EXERCISE BRIEF ▸ Extract all lines that hold the string "Biggest".

++++++++++

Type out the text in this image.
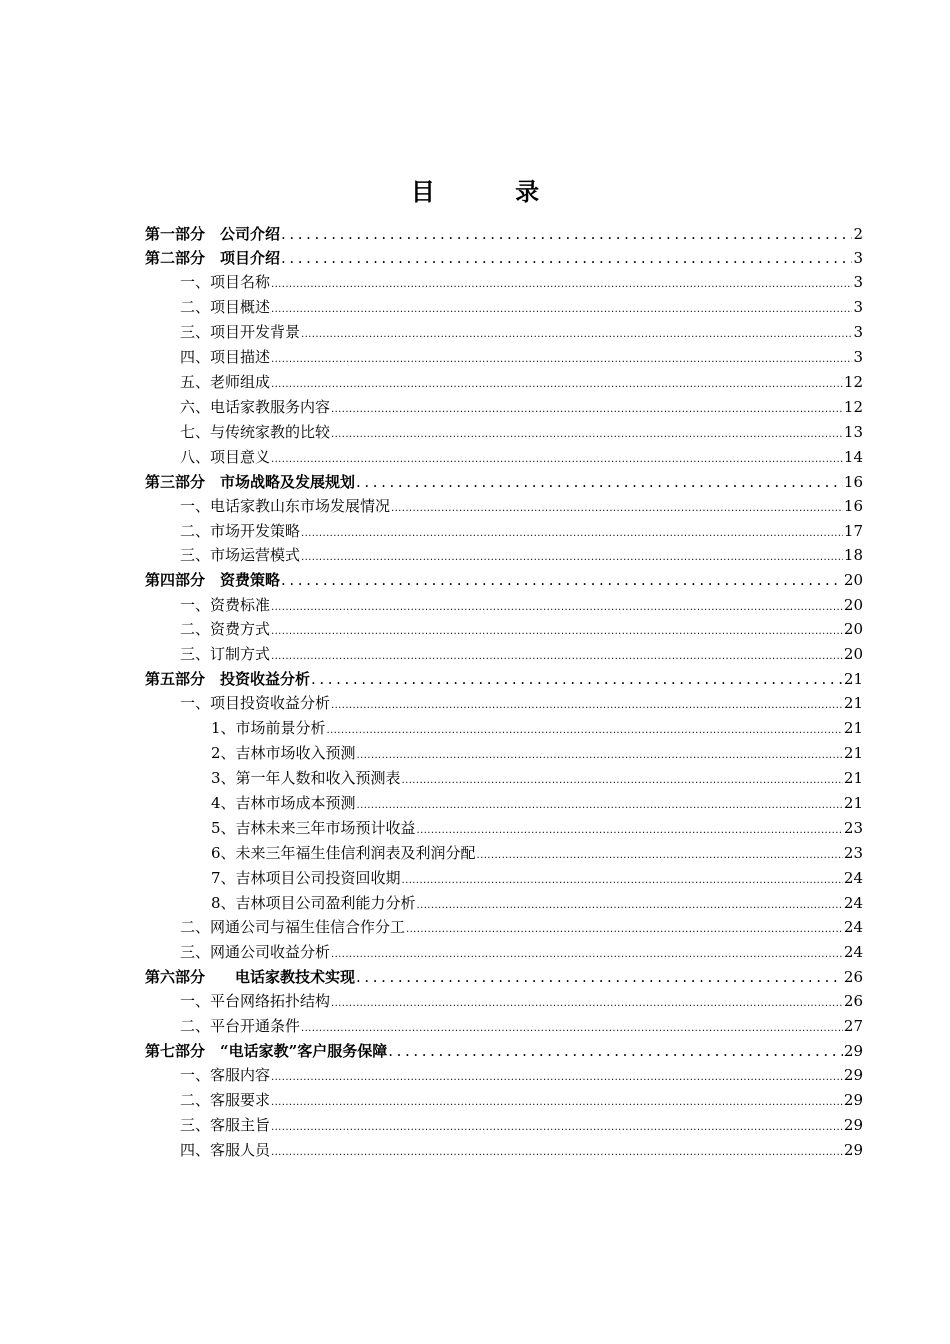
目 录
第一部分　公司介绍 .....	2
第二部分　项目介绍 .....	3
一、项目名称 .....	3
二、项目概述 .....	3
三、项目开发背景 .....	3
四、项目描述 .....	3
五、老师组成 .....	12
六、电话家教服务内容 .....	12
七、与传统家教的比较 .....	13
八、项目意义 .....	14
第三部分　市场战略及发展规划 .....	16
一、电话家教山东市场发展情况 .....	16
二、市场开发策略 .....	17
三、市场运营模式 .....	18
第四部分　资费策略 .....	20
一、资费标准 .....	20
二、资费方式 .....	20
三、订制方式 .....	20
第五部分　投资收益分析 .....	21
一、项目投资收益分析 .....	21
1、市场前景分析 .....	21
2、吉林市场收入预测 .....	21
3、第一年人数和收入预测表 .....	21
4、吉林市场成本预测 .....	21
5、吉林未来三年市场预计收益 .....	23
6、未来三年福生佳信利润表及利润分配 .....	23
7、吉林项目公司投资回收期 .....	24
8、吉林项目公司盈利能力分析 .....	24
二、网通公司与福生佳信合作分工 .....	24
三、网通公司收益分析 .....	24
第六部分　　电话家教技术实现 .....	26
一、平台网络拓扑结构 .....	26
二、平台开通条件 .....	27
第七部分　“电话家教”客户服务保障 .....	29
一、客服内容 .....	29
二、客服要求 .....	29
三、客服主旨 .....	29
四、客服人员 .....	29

++++++++++

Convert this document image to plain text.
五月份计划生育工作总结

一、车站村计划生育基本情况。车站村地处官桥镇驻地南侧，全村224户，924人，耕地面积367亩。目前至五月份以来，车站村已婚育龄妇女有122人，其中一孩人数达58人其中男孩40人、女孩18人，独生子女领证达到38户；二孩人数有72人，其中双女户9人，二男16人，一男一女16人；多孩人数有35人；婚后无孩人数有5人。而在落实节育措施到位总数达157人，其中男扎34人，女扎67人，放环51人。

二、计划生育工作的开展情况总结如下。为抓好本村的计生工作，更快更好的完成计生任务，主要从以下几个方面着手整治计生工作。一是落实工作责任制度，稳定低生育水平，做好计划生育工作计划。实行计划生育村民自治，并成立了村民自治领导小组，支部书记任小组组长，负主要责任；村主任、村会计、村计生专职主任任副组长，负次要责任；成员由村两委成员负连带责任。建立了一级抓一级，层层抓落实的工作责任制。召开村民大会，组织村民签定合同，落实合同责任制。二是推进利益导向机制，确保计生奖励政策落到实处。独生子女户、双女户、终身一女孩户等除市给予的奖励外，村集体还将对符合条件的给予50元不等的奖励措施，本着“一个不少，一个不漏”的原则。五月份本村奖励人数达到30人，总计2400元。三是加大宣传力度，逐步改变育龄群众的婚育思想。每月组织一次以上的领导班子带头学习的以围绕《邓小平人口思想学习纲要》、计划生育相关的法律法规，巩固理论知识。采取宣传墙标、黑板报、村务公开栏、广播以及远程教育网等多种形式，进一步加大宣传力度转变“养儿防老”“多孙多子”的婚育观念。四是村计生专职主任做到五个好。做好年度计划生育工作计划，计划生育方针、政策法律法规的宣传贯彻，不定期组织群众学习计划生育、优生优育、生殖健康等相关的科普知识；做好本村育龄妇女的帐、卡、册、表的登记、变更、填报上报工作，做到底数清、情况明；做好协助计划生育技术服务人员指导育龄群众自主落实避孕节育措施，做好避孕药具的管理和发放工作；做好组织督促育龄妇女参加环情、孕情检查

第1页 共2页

++++++++++

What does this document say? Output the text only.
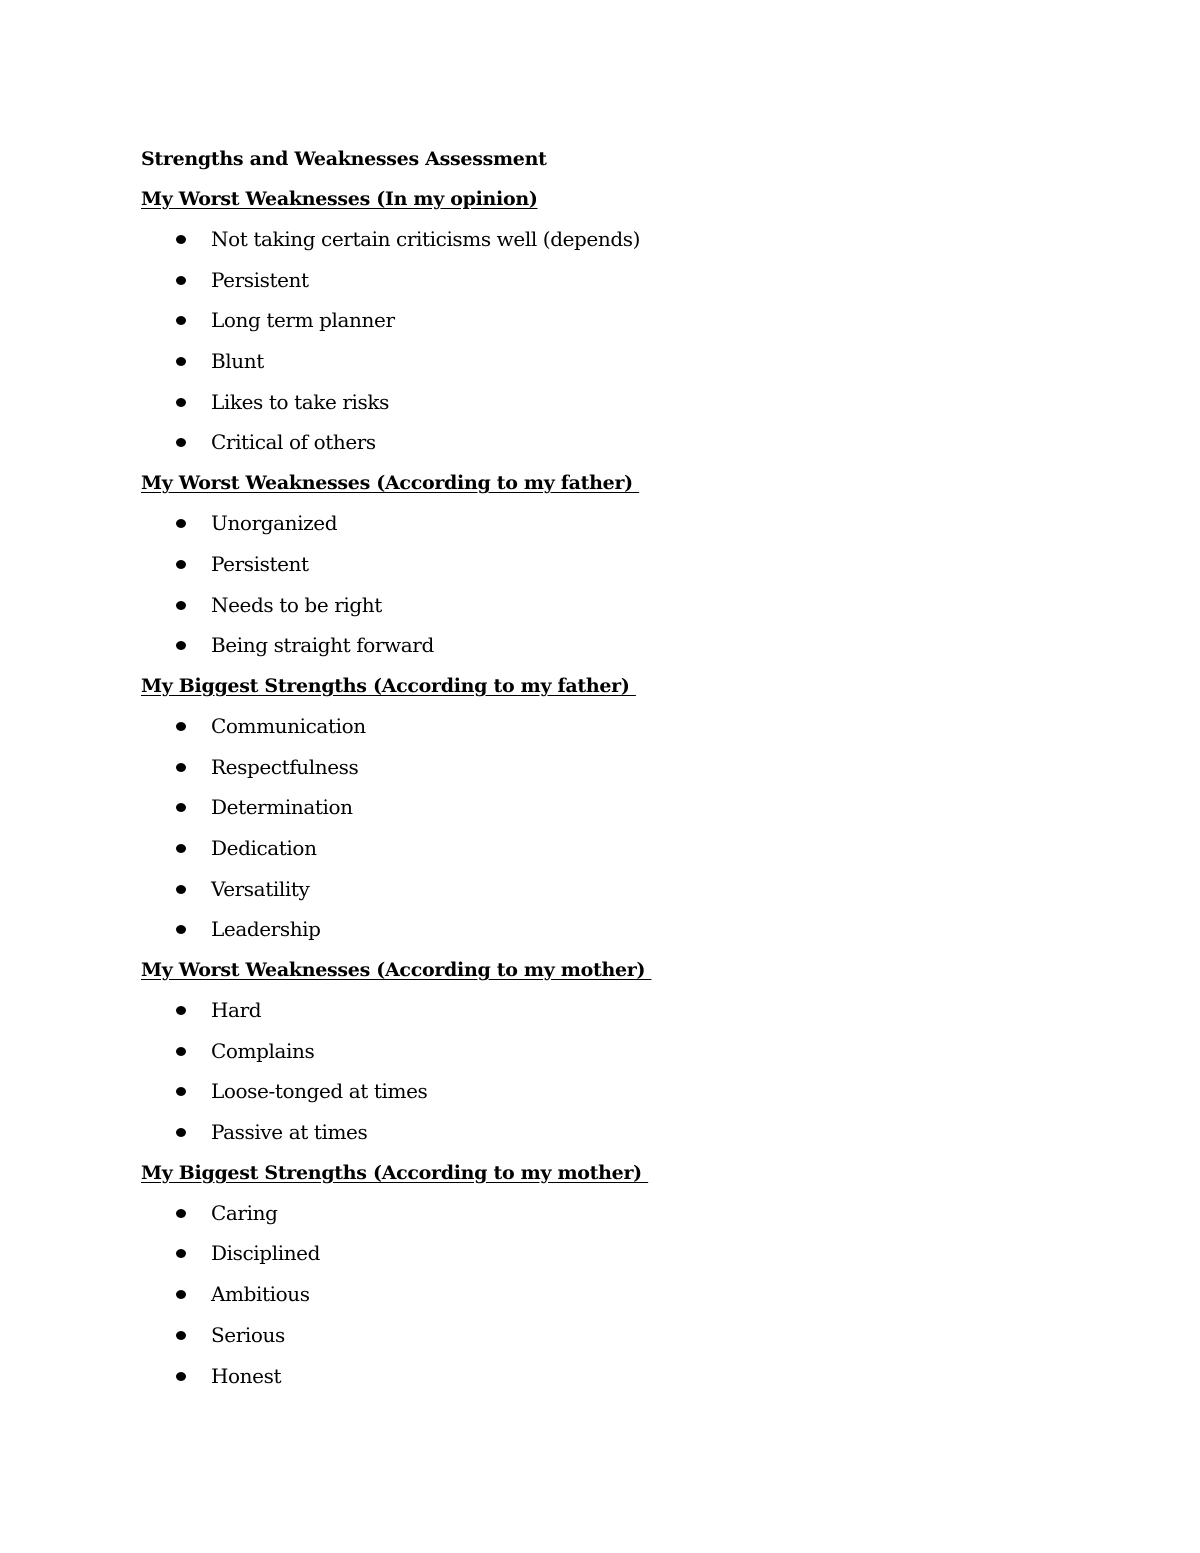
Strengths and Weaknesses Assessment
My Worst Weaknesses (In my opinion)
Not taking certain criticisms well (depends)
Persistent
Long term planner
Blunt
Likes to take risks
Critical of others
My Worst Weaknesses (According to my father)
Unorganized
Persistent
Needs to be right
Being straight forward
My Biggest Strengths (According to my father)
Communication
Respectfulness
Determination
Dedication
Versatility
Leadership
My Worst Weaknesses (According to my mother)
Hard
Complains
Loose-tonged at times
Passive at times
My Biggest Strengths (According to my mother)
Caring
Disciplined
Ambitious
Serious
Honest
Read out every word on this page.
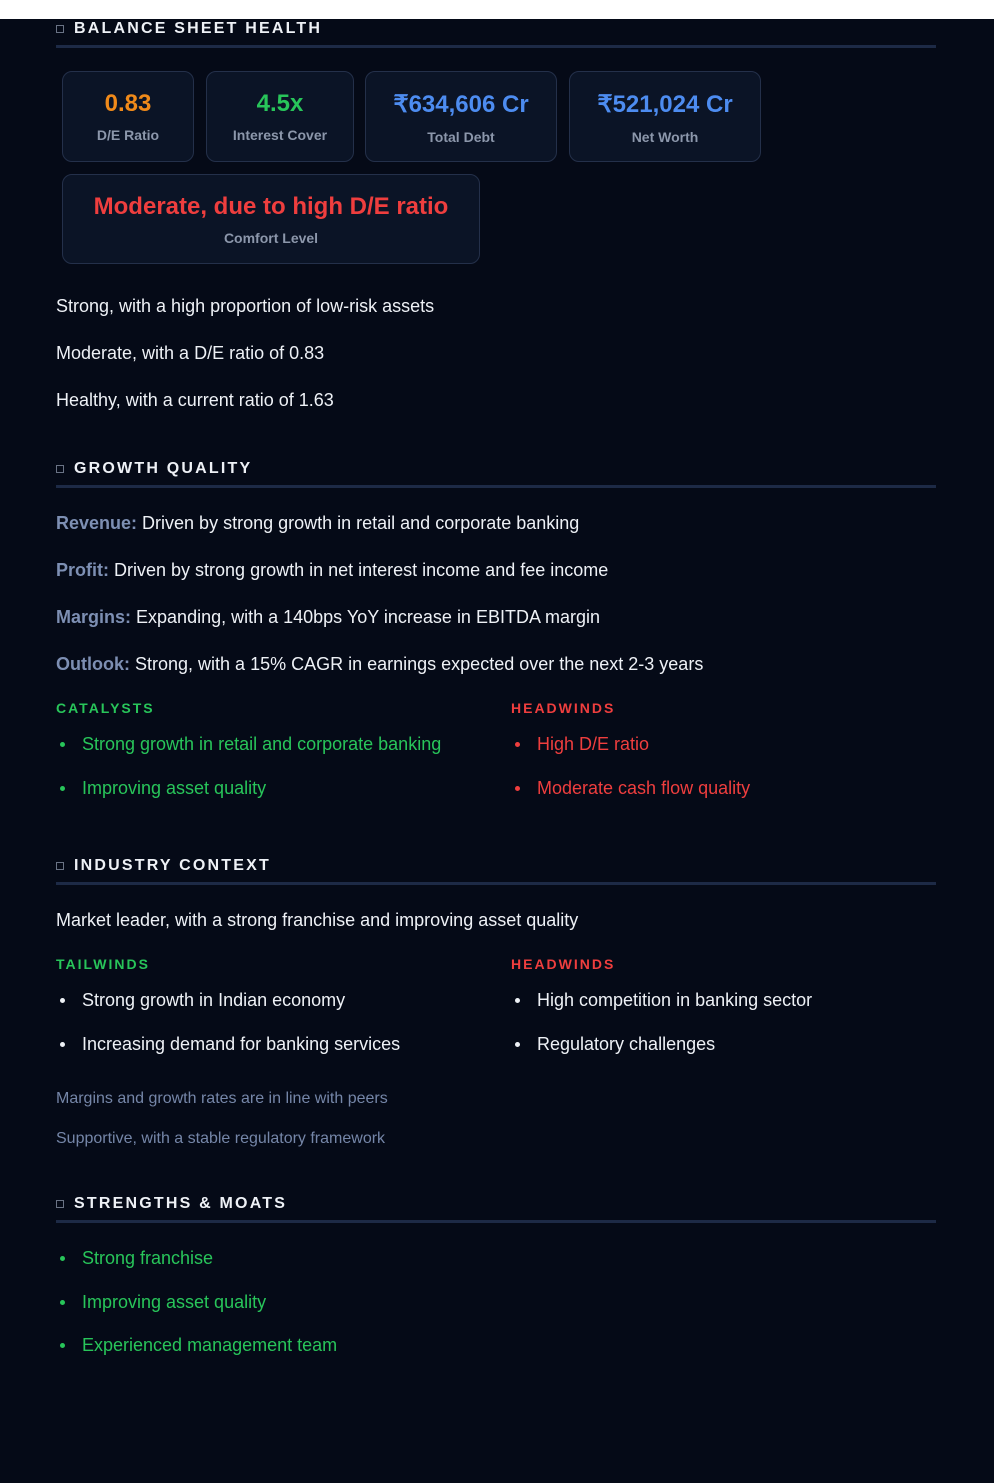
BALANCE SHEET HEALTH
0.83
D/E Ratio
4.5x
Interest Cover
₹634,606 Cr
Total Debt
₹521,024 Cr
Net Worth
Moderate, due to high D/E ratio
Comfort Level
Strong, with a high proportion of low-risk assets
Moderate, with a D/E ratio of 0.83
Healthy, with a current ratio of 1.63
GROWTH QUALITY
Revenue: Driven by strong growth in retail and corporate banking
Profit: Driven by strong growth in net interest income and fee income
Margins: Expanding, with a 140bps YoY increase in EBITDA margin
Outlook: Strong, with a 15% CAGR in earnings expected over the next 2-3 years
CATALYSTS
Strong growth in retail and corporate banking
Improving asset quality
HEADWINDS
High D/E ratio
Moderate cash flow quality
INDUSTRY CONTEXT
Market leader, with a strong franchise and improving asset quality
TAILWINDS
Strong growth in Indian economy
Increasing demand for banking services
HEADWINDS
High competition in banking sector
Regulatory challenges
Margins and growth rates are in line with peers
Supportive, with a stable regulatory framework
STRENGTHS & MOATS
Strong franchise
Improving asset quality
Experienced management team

++++++++++

ANSWER FOR THIS EXERCISE ▸
My Biggest Strengths (According to my father)
My Biggest Strengths (According to my mother)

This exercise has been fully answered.